WRITTEN EXERCISE:
Keep the images out and copy every entry below exactly.

## start INFORMATION SHOWN

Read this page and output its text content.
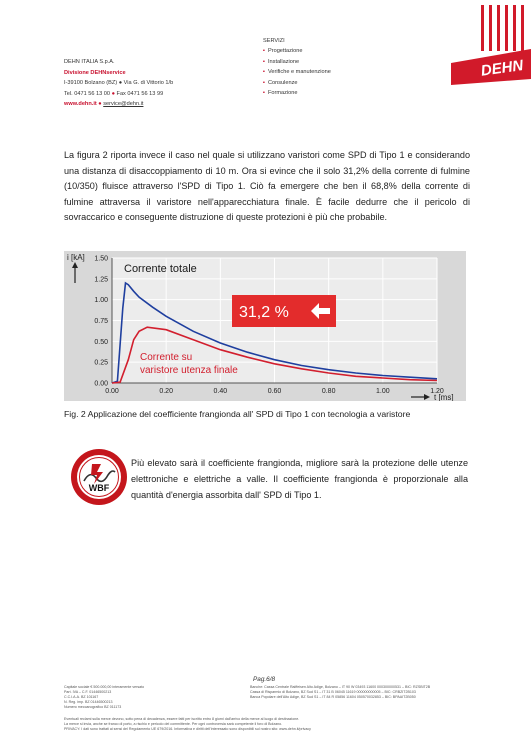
DEHN ITALIA S.p.A.
Divisione DEHNservice
I-39100 Bolzano (BZ) ● Via G. di Vittorio 1/b
Tel. 0471 56 13 00 ● Fax 0471 56 13 99
www.dehn.it ● service@dehn.it
SERVIZI
▪ Progettazione
▪ Installazione
▪ Verifiche e manutenzione
▪ Consulenze
▪ Formazione
DEHN
La figura 2 riporta invece il caso nel quale si utilizzano varistori come SPD di Tipo 1 e considerando una distanza di disaccoppiamento di 10 m. Ora si evince che il solo 31,2% della corrente di fulmine (10/350) fluisce attraverso l'SPD di Tipo 1. Ciò fa emergere che ben il 68,8% della corrente di fulmine attraversa il varistore nell'apparecchiatura finale. È facile dedurre che il pericolo di sovraccarico e conseguente distruzione di queste protezioni è più che probabile.
0.00
0.25
0.50
0.75
1.00
1.25
1.50
0.00	0.20	0.40	0.60	0.80	1.00	1.20
i [kA]
t [ms]
Corrente totale
Corrente su
varistore utenza finale
31,2 %
Fig. 2 Applicazione del coefficiente frangionda all' SPD di Tipo 1 con tecnologia a varistore
WBF
Più elevato sarà il coefficiente frangionda, migliore sarà la protezione delle utenze elettroniche e elettriche a valle. Il coefficiente frangionda è proporzionale alla quantità d'energia assorbita dall' SPD di Tipo 1.
Pag.6/8
Capitale sociale € 500.000,00 interamente versato
Part. IVA – C.F. 01446500213
C.C.I.A.A. BZ 101167
N. Reg. imp. BZ 01446500213
Numero meccanografico BZ 011173
Banche: Cassa Centrale Raiffeisen Alto Adige, Bolzano – IT 90 W 03493 11600 000300000531 – BIC: RZSBIT2B
Cassa di Risparmio di Bolzano, BZ Sud S1 – IT 31 B 06045 11619 000000000005 – BIC: CRBZIT2B103
Banca Popolare dell'Alto Adige, BZ Sud S1 – IT 84 R 05856 11604 050570032853 – BIC: BPAAIT2B050
Eventuali reclami sulla merce devono, sotto pena di decadenza, essere fatti per iscritto entro 8 giorni dall'arrivo della merce al luogo di destinazione.
La merce si invia, anche se franco di porto, a rischio e pericolo del committente. Per ogni controversia sarà competente il foro di Bolzano.
PRIVACY: I dati sono trattati ai sensi del Regolamento UE 679/2016. Informativa e diritti dell'interessato sono disponibili sul nostro sito: www.dehn.it/privacy
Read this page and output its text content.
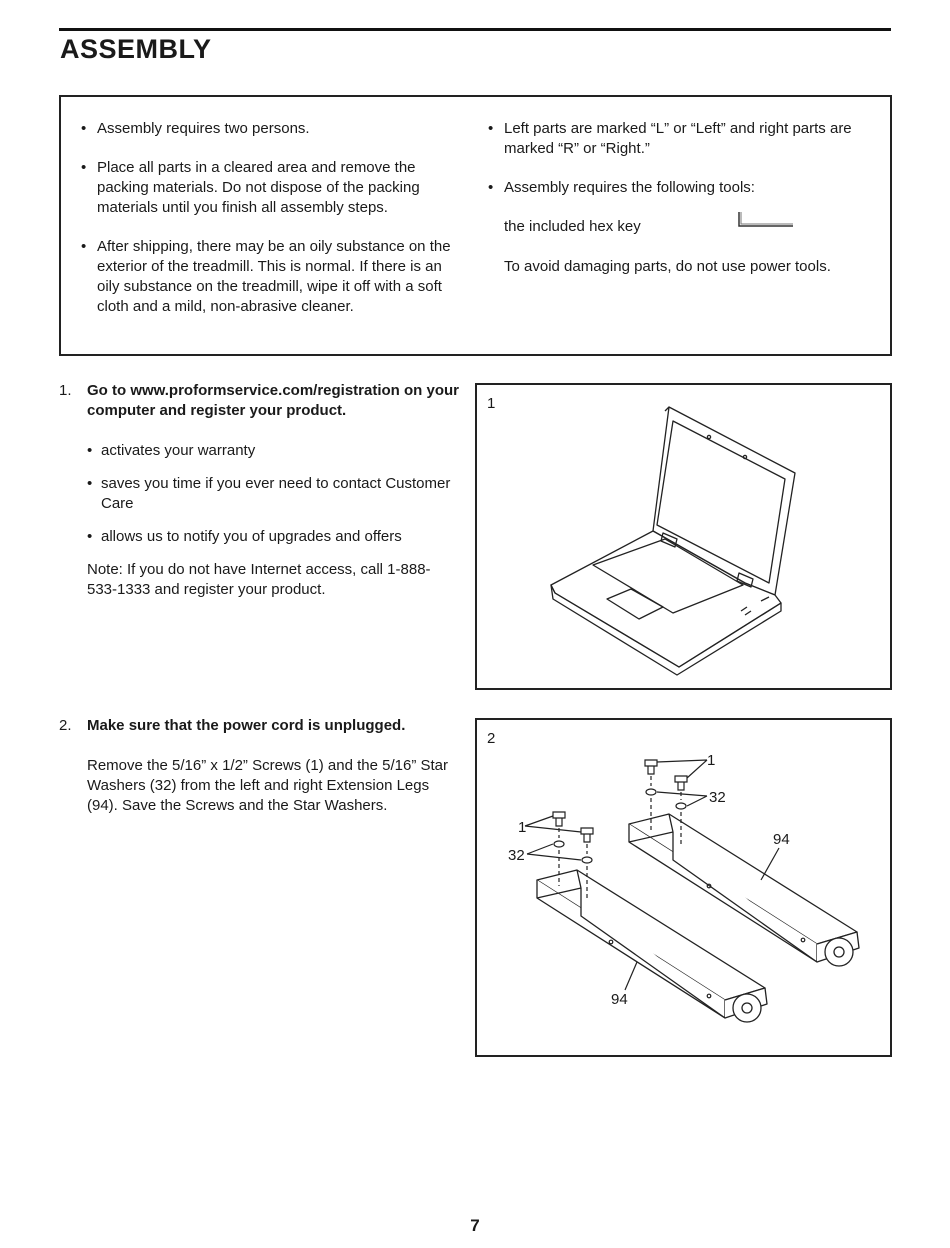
ASSEMBLY
• Assembly requires two persons.
• Place all parts in a cleared area and remove the packing materials. Do not dispose of the packing materials until you finish all assembly steps.
• After shipping, there may be an oily substance on the exterior of the treadmill. This is normal. If there is an oily substance on the treadmill, wipe it off with a soft cloth and a mild, non-abrasive cleaner.
• Left parts are marked “L” or “Left” and right parts are marked “R” or “Right.”
• Assembly requires the following tools:
the included hex key

To avoid damaging parts, do not use power tools.

1. Go to www.proformservice.com/registration on your computer and register your product.

• activates your warranty
• saves you time if you ever need to contact Customer Care
• allows us to notify you of upgrades and offers

Note: If you do not have Internet access, call 1-888-533-1333 and register your product.

1
2. Make sure that the power cord is unplugged.

Remove the 5/16” x 1/2” Screws (1) and the 5/16” Star Washers (32) from the left and right Extension Legs (94). Save the Screws and the Star Washers.

2
1
32
1
32
94
94
7
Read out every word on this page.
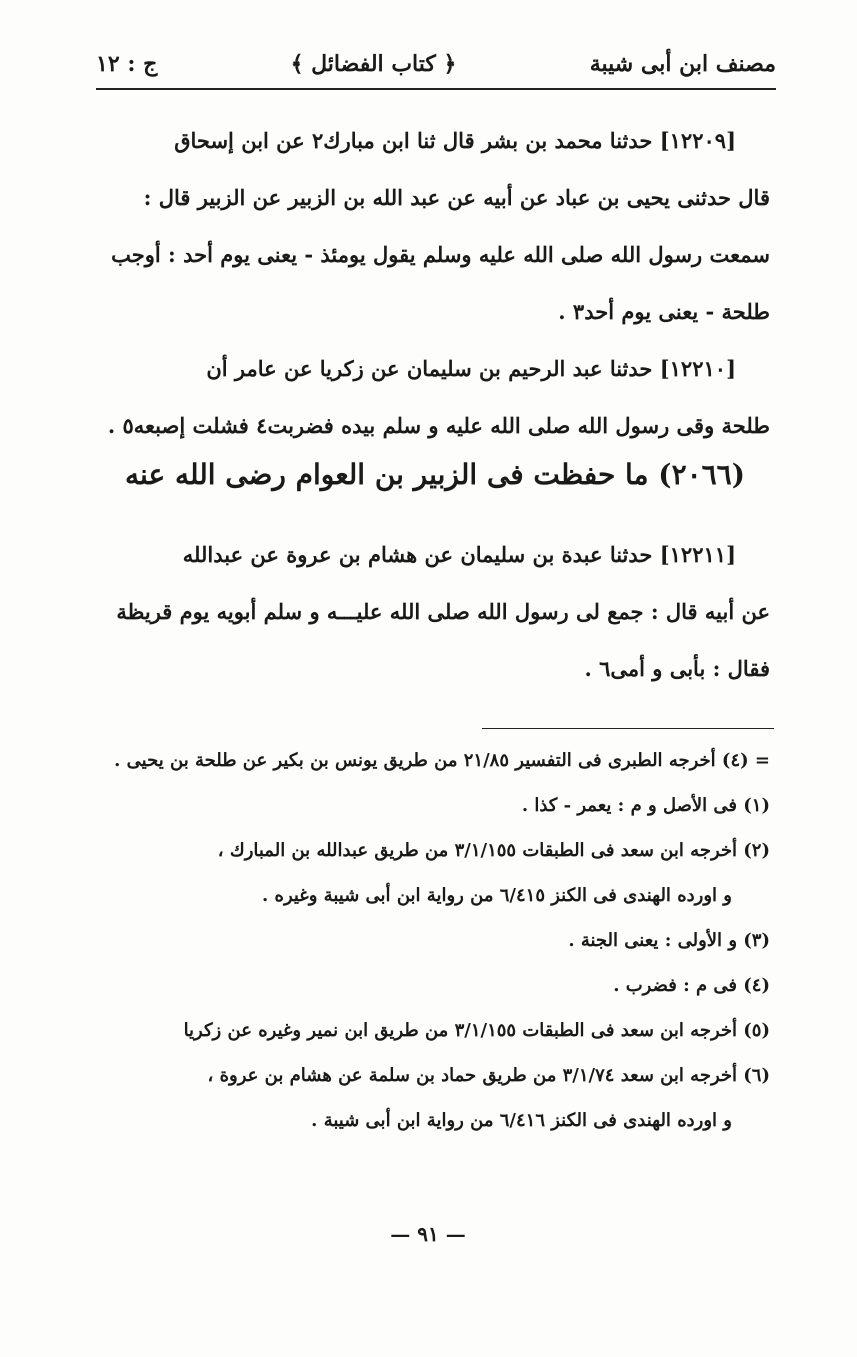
مصنف ابن أبى شيبة
﴿ كتاب الفضائل ﴾
ج : ١٢
[١٢٢٠٩] حدثنا محمد بن بشر قال ثنا ابن مبارك٢ عن ابن إسحاق
قال حدثنى يحيى بن عباد عن أبيه عن عبد الله بن الزبير عن الزبير قال :
سمعت رسول الله صلى الله عليه وسلم يقول يومئذ - يعنى يوم أحد : أوجب
طلحة - يعنى يوم أحد٣ .
[١٢٢١٠] حدثنا عبد الرحيم بن سليمان عن زكريا عن عامر أن
طلحة وقى رسول الله صلى الله عليه و سلم بيده فضربت٤ فشلت إصبعه٥ .
(٢٠٦٦) ما حفظت فى الزبير بن العوام رضى الله عنه
[١٢٢١١] حدثنا عبدة بن سليمان عن هشام بن عروة عن عبدالله
عن أبيه قال : جمع لى رسول الله صلى الله عليـــه و سلم أبويه يوم قريظة
فقال : بأبى و أمى٦ .
= (٤) أخرجه الطبرى فى التفسير ٢١/٨٥ من طريق يونس بن بكير عن طلحة بن يحيى .
(١) فى الأصل و م : يعمر - كذا .
(٢) أخرجه ابن سعد فى الطبقات ٣/١/١٥٥ من طريق عبدالله بن المبارك ،
و اورده الهندى فى الكنز ٦/٤١٥ من رواية ابن أبى شيبة وغيره .
(٣) و الأولى : يعنى الجنة .
(٤) فى م : فضرب .
(٥) أخرجه ابن سعد فى الطبقات ٣/١/١٥٥ من طريق ابن نمير وغيره عن زكريا
(٦) أخرجه ابن سعد ٣/١/٧٤ من طريق حماد بن سلمة عن هشام بن عروة ،
و اورده الهندى فى الكنز ٦/٤١٦ من رواية ابن أبى شيبة .
— ٩١ —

## end INFORMATION SHOWN

EXERCISE SOLUTION:
Read this page and output its text content.
DEHN ITALIA S.p.A.
Divisione DEHNservice
I-39100 Bolzano (BZ) ● Via G. di Vittorio 1/b
Tel. 0471 56 13 00 ● Fax 0471 56 13 99
www.dehn.it ● service@dehn.it
SERVIZI
▪ Progettazione
▪ Installazione
▪ Verifiche e manutenzione
▪ Consulenze
▪ Formazione
DEHN
La figura 2 riporta invece il caso nel quale si utilizzano varistori come SPD di Tipo 1 e considerando una distanza di disaccoppiamento di 10 m. Ora si evince che il solo 31,2% della corrente di fulmine (10/350) fluisce attraverso l'SPD di Tipo 1. Ciò fa emergere che ben il 68,8% della corrente di fulmine attraversa il varistore nell'apparecchiatura finale. È facile dedurre che il pericolo di sovraccarico e conseguente distruzione di queste protezioni è più che probabile.
0.00
0.25
0.50
0.75
1.00
1.25
1.50
0.00	0.20	0.40	0.60	0.80	1.00	1.20
i [kA]
t [ms]
Corrente totale
Corrente su
varistore utenza finale
31,2 %
Fig. 2 Applicazione del coefficiente frangionda all' SPD di Tipo 1 con tecnologia a varistore
WBF
Più elevato sarà il coefficiente frangionda, migliore sarà la protezione delle utenze elettroniche e elettriche a valle. Il coefficiente frangionda è proporzionale alla quantità d'energia assorbita dall' SPD di Tipo 1.
Pag.6/8
Capitale sociale € 500.000,00 interamente versato
Part. IVA – C.F. 01446500213
C.C.I.A.A. BZ 101167
N. Reg. imp. BZ 01446500213
Numero meccanografico BZ 011173
Banche: Cassa Centrale Raiffeisen Alto Adige, Bolzano – IT 90 W 03493 11600 000300000531 – BIC: RZSBIT2B
Cassa di Risparmio di Bolzano, BZ Sud S1 – IT 31 B 06045 11619 000000000005 – BIC: CRBZIT2B103
Banca Popolare dell'Alto Adige, BZ Sud S1 – IT 84 R 05856 11604 050570032853 – BIC: BPAAIT2B050
Eventuali reclami sulla merce devono, sotto pena di decadenza, essere fatti per iscritto entro 8 giorni dall'arrivo della merce al luogo di destinazione.
La merce si invia, anche se franco di porto, a rischio e pericolo del committente. Per ogni controversia sarà competente il foro di Bolzano.
PRIVACY: I dati sono trattati ai sensi del Regolamento UE 679/2016. Informativa e diritti dell'interessato sono disponibili sul nostro sito: www.dehn.it/privacy
Read this page and output its text content.
ASSEMBLY
• Assembly requires two persons.
• Place all parts in a cleared area and remove the packing materials. Do not dispose of the packing materials until you finish all assembly steps.
• After shipping, there may be an oily substance on the exterior of the treadmill. This is normal. If there is an oily substance on the treadmill, wipe it off with a soft cloth and a mild, non-abrasive cleaner.
• Left parts are marked “L” or “Left” and right parts are marked “R” or “Right.”
• Assembly requires the following tools:
the included hex key

To avoid damaging parts, do not use power tools.

1. Go to www.proformservice.com/registration on your computer and register your product.

• activates your warranty
• saves you time if you ever need to contact Customer Care
• allows us to notify you of upgrades and offers

Note: If you do not have Internet access, call 1-888-533-1333 and register your product.

1
2. Make sure that the power cord is unplugged.

Remove the 5/16” x 1/2” Screws (1) and the 5/16” Star Washers (32) from the left and right Extension Legs (94). Save the Screws and the Star Washers.

2
1
32
1
32
94
94
7
Read out every word on this page.
مصنف ابن أبى شيبة
﴿ كتاب الفضائل ﴾
ج : ١٢
[١٢٢٠٩] حدثنا محمد بن بشر قال ثنا ابن مبارك٢ عن ابن إسحاق
قال حدثنى يحيى بن عباد عن أبيه عن عبد الله بن الزبير عن الزبير قال :
سمعت رسول الله صلى الله عليه وسلم يقول يومئذ - يعنى يوم أحد : أوجب
طلحة - يعنى يوم أحد٣ .
[١٢٢١٠] حدثنا عبد الرحيم بن سليمان عن زكريا عن عامر أن
طلحة وقى رسول الله صلى الله عليه و سلم بيده فضربت٤ فشلت إصبعه٥ .
(٢٠٦٦) ما حفظت فى الزبير بن العوام رضى الله عنه
[١٢٢١١] حدثنا عبدة بن سليمان عن هشام بن عروة عن عبدالله
عن أبيه قال : جمع لى رسول الله صلى الله عليـــه و سلم أبويه يوم قريظة
فقال : بأبى و أمى٦ .
= (٤) أخرجه الطبرى فى التفسير ٢١/٨٥ من طريق يونس بن بكير عن طلحة بن يحيى .
(١) فى الأصل و م : يعمر - كذا .
(٢) أخرجه ابن سعد فى الطبقات ٣/١/١٥٥ من طريق عبدالله بن المبارك ،
و اورده الهندى فى الكنز ٦/٤١٥ من رواية ابن أبى شيبة وغيره .
(٣) و الأولى : يعنى الجنة .
(٤) فى م : فضرب .
(٥) أخرجه ابن سعد فى الطبقات ٣/١/١٥٥ من طريق ابن نمير وغيره عن زكريا
(٦) أخرجه ابن سعد ٣/١/٧٤ من طريق حماد بن سلمة عن هشام بن عروة ،
و اورده الهندى فى الكنز ٦/٤١٦ من رواية ابن أبى شيبة .
— ٩١ —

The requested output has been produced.